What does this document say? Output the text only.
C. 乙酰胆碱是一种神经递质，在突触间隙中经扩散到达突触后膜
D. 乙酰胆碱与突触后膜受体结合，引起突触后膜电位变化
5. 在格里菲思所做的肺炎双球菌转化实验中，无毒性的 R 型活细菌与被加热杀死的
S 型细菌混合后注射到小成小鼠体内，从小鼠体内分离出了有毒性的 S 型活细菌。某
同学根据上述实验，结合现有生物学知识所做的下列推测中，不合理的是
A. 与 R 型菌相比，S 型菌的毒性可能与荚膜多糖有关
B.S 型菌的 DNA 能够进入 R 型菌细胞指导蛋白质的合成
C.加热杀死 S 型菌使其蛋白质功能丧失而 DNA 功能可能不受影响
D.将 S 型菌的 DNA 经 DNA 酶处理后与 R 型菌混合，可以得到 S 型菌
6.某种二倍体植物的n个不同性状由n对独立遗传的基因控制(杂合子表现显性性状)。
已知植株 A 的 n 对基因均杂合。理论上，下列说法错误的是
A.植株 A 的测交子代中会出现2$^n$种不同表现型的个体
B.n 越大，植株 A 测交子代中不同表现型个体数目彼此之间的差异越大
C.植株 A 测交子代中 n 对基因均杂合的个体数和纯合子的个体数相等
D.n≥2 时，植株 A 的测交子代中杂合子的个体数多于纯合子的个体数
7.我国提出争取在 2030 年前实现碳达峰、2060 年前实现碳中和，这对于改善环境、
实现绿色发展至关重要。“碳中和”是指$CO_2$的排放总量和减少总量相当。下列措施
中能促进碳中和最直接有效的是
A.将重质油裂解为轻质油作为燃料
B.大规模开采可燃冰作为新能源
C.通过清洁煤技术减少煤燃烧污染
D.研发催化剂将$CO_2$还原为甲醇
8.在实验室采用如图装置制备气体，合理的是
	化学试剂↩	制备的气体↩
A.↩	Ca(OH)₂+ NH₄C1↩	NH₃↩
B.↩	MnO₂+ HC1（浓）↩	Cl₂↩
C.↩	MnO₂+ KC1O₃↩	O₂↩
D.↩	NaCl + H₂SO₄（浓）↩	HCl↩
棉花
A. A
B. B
* * * * *
▶ **Exercise description**: Copy down the whole of the data above, matching it exactly.

▶ **Solution**:
What does this document say? Output the text only.
C. 乙酰胆碱是一种神经递质，在突触间隙中经扩散到达突触后膜
D. 乙酰胆碱与突触后膜受体结合，引起突触后膜电位变化
5. 在格里菲思所做的肺炎双球菌转化实验中，无毒性的 R 型活细菌与被加热杀死的
S 型细菌混合后注射到小成小鼠体内，从小鼠体内分离出了有毒性的 S 型活细菌。某
同学根据上述实验，结合现有生物学知识所做的下列推测中，不合理的是
A. 与 R 型菌相比，S 型菌的毒性可能与荚膜多糖有关
B.S 型菌的 DNA 能够进入 R 型菌细胞指导蛋白质的合成
C.加热杀死 S 型菌使其蛋白质功能丧失而 DNA 功能可能不受影响
D.将 S 型菌的 DNA 经 DNA 酶处理后与 R 型菌混合，可以得到 S 型菌
6.某种二倍体植物的n个不同性状由n对独立遗传的基因控制(杂合子表现显性性状)。
已知植株 A 的 n 对基因均杂合。理论上，下列说法错误的是
A.植株 A 的测交子代中会出现2$^n$种不同表现型的个体
B.n 越大，植株 A 测交子代中不同表现型个体数目彼此之间的差异越大
C.植株 A 测交子代中 n 对基因均杂合的个体数和纯合子的个体数相等
D.n≥2 时，植株 A 的测交子代中杂合子的个体数多于纯合子的个体数
7.我国提出争取在 2030 年前实现碳达峰、2060 年前实现碳中和，这对于改善环境、
实现绿色发展至关重要。“碳中和”是指$CO_2$的排放总量和减少总量相当。下列措施
中能促进碳中和最直接有效的是
A.将重质油裂解为轻质油作为燃料
B.大规模开采可燃冰作为新能源
C.通过清洁煤技术减少煤燃烧污染
D.研发催化剂将$CO_2$还原为甲醇
8.在实验室采用如图装置制备气体，合理的是
	化学试剂↩	制备的气体↩
A.↩	Ca(OH)₂+ NH₄C1↩	NH₃↩
B.↩	MnO₂+ HC1（浓）↩	Cl₂↩
C.↩	MnO₂+ KC1O₃↩	O₂↩
D.↩	NaCl + H₂SO₄（浓）↩	HCl↩
棉花
A. A
B. B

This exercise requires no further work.